-- start DATA SHOWN --

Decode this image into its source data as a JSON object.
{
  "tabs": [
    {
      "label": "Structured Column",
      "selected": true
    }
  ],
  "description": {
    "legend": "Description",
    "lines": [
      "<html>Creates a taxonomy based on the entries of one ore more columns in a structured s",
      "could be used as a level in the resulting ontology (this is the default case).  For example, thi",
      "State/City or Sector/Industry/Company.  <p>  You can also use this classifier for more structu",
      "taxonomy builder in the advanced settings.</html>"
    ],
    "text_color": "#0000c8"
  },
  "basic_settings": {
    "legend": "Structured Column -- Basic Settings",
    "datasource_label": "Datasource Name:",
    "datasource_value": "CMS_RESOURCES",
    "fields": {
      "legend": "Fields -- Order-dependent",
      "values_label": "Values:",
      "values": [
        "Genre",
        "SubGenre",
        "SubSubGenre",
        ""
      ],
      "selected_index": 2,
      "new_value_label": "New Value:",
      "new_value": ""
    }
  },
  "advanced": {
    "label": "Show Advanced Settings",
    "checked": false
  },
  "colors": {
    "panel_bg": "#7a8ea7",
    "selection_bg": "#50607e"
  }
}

-- end DATA SHOWN --

=== CHALLENGE ===
Restate all of the entries above precisely.

=== FINAL RESULT ===
Decode this image into its source data as a JSON object.
{
  "tabs": [
    {
      "label": "Structured Column",
      "selected": true
    }
  ],
  "description": {
    "legend": "Description",
    "lines": [
      "<html>Creates a taxonomy based on the entries of one ore more columns in a structured s",
      "could be used as a level in the resulting ontology (this is the default case).  For example, thi",
      "State/City or Sector/Industry/Company.  <p>  You can also use this classifier for more structu",
      "taxonomy builder in the advanced settings.</html>"
    ],
    "text_color": "#0000c8"
  },
  "basic_settings": {
    "legend": "Structured Column -- Basic Settings",
    "datasource_label": "Datasource Name:",
    "datasource_value": "CMS_RESOURCES",
    "fields": {
      "legend": "Fields -- Order-dependent",
      "values_label": "Values:",
      "values": [
        "Genre",
        "SubGenre",
        "SubSubGenre",
        ""
      ],
      "selected_index": 2,
      "new_value_label": "New Value:",
      "new_value": ""
    }
  },
  "advanced": {
    "label": "Show Advanced Settings",
    "checked": false
  },
  "colors": {
    "panel_bg": "#7a8ea7",
    "selection_bg": "#50607e"
  }
}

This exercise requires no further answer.